§ REQUIRED WORK
Filter the entries below, keeping every line that has the word "text".

(Collected data)
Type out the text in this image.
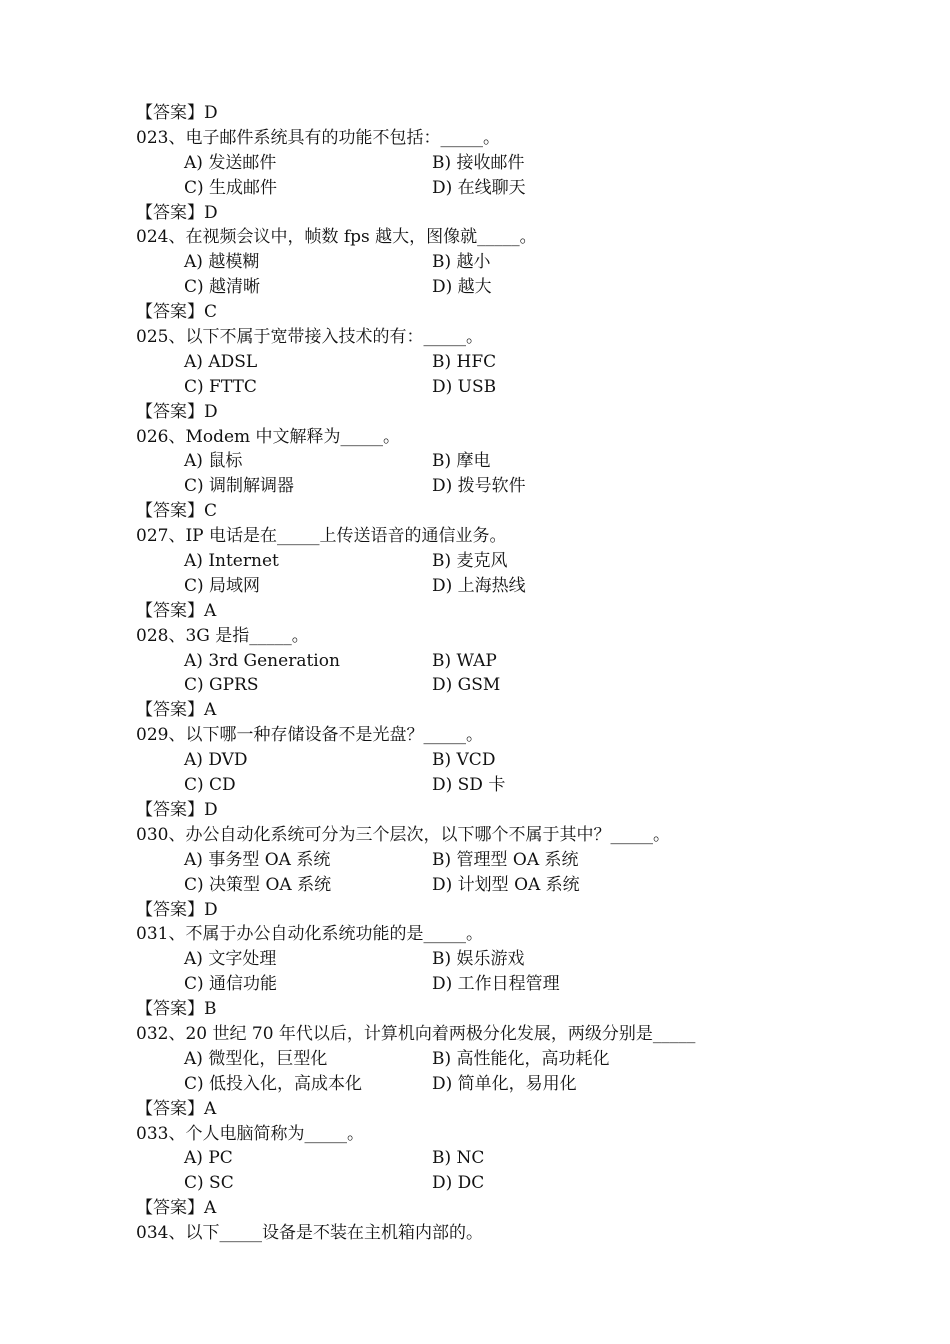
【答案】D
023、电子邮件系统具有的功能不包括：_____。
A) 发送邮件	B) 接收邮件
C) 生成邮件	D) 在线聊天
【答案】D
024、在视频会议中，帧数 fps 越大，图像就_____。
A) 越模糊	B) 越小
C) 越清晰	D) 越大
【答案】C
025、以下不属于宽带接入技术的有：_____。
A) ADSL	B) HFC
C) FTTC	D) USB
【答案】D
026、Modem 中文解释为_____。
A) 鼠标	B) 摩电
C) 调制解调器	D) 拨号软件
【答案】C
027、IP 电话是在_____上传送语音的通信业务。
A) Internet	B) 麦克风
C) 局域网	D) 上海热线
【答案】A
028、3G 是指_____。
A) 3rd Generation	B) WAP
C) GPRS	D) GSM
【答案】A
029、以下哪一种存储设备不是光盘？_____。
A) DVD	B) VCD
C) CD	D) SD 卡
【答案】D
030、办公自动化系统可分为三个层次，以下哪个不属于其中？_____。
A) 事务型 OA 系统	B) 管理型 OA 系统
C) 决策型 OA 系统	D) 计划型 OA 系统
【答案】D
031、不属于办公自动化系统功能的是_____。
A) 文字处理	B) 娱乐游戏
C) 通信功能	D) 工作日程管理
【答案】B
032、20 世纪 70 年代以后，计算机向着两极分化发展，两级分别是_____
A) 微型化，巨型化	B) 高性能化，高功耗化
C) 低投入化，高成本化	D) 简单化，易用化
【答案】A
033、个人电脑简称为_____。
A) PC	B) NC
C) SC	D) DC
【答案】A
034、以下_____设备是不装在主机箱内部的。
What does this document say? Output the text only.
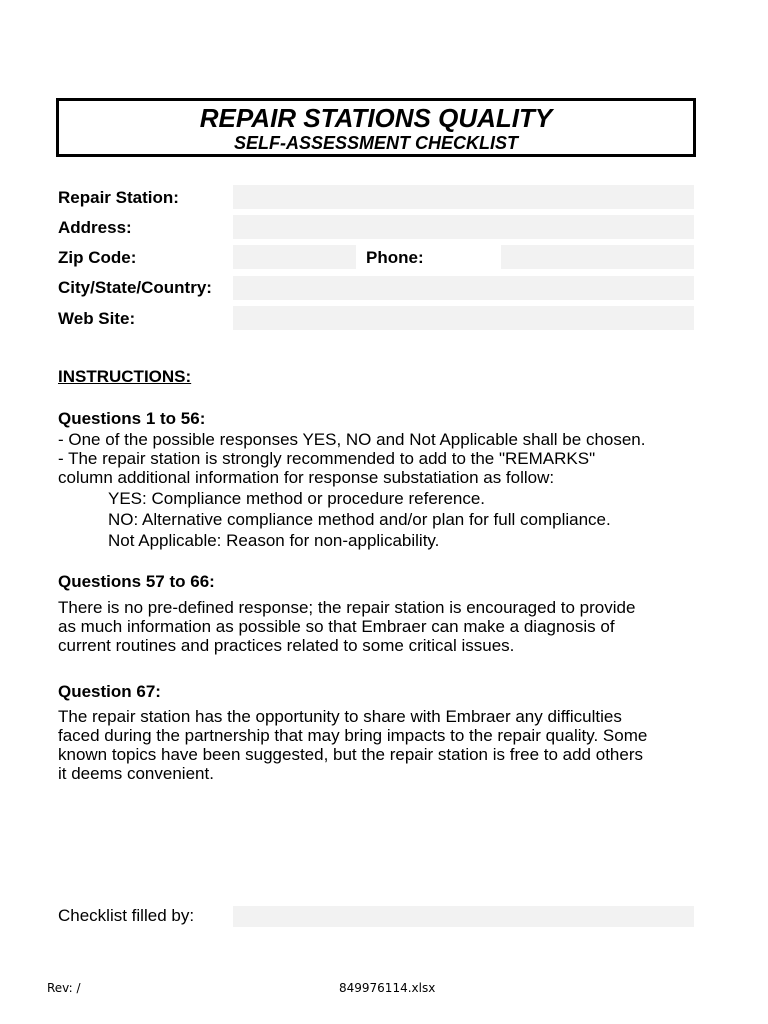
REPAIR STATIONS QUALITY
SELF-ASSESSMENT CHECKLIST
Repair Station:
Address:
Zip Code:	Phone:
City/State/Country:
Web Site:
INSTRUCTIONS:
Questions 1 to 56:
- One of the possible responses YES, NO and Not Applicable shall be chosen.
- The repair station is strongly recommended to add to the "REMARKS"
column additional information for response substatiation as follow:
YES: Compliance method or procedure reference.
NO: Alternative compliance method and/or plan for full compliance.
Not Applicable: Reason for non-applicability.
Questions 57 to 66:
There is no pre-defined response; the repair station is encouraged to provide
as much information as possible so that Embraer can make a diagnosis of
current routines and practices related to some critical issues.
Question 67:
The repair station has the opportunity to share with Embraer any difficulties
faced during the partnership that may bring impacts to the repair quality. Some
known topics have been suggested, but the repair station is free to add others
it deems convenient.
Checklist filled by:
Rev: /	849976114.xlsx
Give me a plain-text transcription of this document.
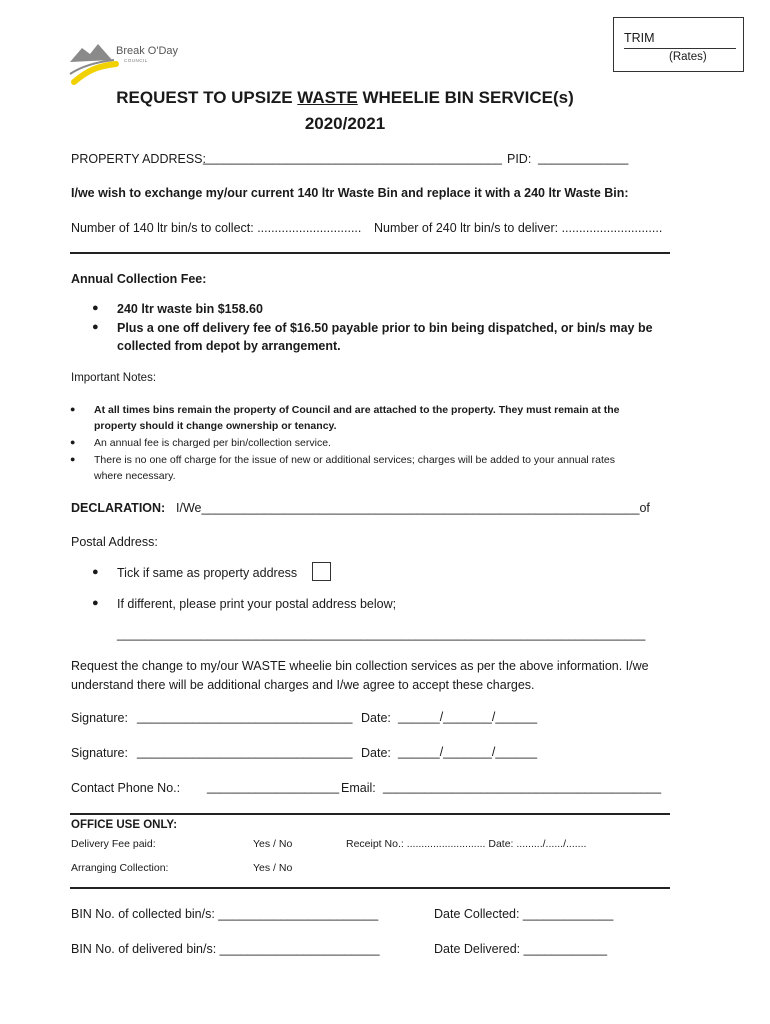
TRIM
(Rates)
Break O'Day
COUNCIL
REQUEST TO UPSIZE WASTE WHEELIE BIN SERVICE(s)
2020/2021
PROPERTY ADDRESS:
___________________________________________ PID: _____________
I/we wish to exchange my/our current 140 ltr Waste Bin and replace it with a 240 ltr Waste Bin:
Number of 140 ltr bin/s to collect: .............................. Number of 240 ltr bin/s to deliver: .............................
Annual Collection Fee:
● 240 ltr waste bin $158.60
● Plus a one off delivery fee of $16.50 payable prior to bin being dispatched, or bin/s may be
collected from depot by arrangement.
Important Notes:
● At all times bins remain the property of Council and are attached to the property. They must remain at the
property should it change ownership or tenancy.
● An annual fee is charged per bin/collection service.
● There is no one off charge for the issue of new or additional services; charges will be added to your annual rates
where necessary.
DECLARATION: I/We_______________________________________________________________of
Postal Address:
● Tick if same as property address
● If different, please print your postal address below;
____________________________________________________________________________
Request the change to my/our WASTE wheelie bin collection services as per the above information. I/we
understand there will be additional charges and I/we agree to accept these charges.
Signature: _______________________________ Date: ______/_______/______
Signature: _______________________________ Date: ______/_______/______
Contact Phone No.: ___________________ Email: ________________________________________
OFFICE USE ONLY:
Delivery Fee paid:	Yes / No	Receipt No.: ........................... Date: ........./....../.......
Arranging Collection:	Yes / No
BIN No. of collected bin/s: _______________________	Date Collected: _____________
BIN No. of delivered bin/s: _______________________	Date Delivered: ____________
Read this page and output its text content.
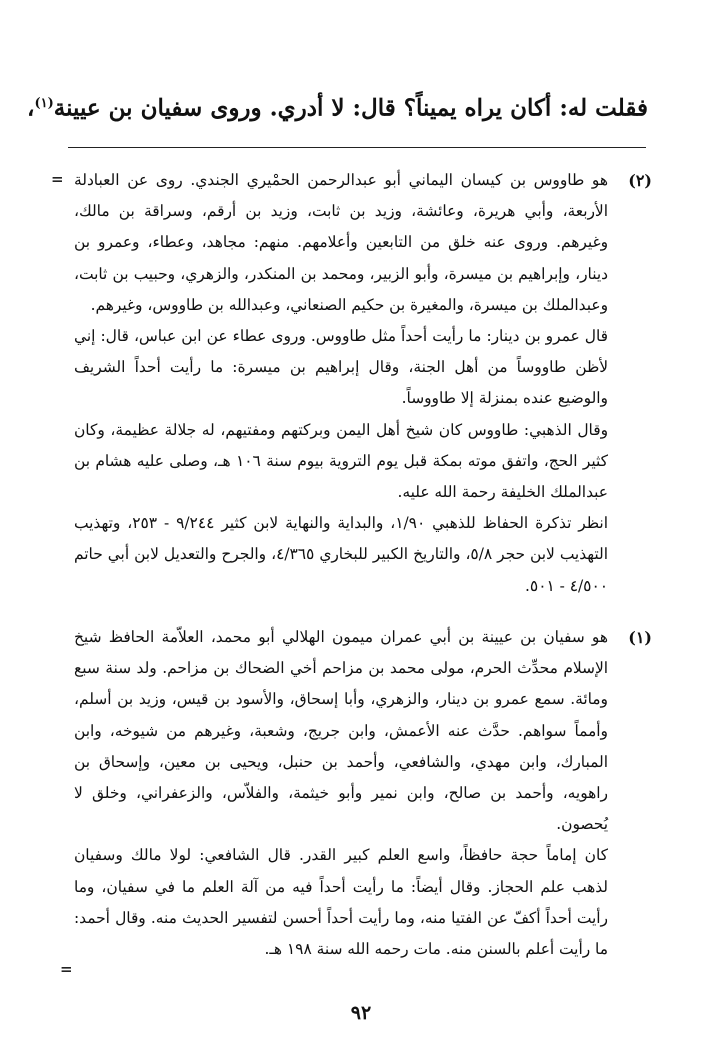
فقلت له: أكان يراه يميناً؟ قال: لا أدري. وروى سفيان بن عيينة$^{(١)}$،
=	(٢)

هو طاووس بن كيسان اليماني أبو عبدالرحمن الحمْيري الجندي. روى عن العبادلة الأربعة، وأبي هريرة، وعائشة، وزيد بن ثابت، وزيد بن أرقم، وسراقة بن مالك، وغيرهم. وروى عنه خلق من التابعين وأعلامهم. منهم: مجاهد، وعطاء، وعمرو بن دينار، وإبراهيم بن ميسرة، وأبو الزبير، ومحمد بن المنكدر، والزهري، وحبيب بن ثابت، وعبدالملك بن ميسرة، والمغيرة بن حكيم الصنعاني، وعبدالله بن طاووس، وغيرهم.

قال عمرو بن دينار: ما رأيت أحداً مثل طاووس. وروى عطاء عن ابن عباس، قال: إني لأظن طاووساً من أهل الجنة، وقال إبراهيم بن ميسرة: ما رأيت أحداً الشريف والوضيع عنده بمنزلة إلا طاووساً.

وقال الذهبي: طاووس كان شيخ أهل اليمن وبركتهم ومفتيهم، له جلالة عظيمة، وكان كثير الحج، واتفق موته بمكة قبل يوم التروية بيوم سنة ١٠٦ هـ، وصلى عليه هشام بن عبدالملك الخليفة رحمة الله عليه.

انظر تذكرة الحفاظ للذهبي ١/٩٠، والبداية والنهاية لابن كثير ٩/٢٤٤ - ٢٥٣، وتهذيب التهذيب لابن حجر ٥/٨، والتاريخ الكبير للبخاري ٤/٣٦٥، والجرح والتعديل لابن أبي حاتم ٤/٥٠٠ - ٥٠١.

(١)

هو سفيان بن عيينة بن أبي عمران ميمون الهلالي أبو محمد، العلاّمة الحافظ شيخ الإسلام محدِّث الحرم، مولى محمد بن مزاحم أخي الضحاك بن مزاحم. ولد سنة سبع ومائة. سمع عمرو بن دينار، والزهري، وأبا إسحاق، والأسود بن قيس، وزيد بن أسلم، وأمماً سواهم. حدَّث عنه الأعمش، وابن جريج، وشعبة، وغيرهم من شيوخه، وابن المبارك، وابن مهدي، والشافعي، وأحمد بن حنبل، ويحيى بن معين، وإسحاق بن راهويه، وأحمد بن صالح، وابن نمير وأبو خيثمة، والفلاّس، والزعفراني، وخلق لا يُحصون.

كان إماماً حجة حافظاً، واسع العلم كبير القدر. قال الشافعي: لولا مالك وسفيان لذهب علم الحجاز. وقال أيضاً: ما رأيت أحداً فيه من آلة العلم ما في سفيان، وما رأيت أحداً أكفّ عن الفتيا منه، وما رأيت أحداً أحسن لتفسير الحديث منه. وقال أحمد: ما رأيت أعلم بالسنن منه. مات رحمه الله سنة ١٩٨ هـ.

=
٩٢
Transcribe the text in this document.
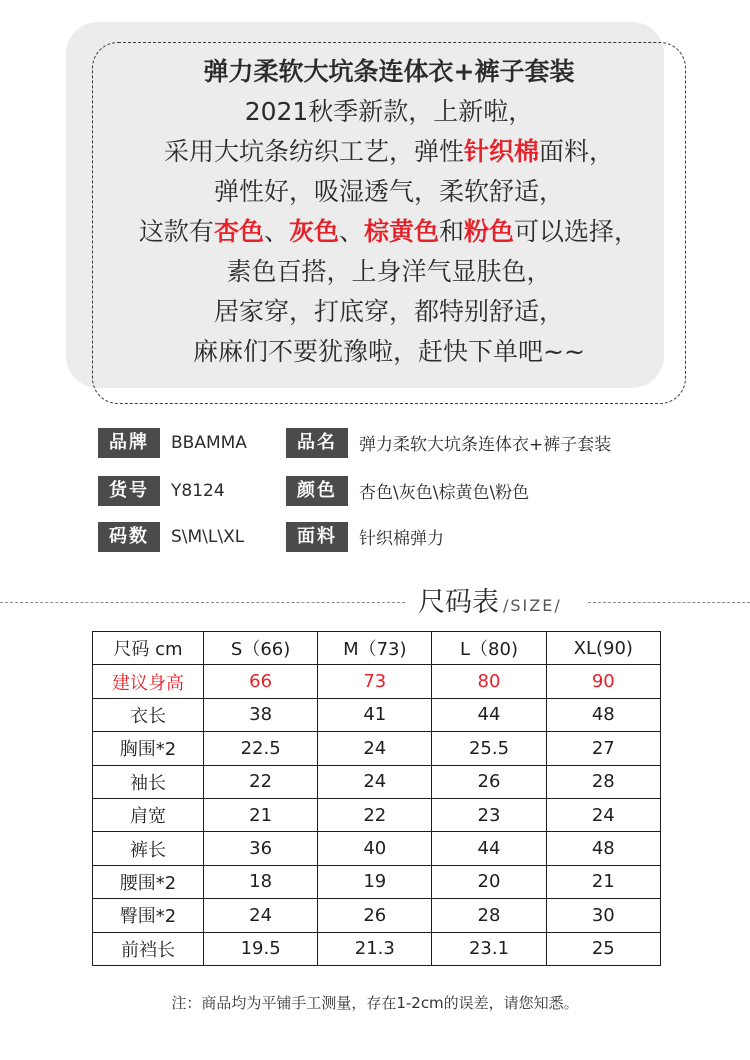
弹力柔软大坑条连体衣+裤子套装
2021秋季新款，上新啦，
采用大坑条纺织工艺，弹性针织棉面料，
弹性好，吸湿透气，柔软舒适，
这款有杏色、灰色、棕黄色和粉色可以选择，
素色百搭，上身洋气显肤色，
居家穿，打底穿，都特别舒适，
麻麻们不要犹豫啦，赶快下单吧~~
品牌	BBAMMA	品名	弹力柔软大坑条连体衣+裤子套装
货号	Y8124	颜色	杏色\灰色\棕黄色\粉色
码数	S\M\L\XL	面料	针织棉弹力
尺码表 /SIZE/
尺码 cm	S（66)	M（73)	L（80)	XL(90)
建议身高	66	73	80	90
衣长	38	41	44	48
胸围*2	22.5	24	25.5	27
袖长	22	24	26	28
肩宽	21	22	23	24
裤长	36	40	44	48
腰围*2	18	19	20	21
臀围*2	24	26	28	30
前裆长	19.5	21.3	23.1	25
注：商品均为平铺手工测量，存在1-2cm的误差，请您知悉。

§ FULL SOLUTION
Type out the text in this image.
What does this document say? Output the text only.
Give me a plain-text transcription of this document.
Read this page and output its text content.
Transcribe the text in this document.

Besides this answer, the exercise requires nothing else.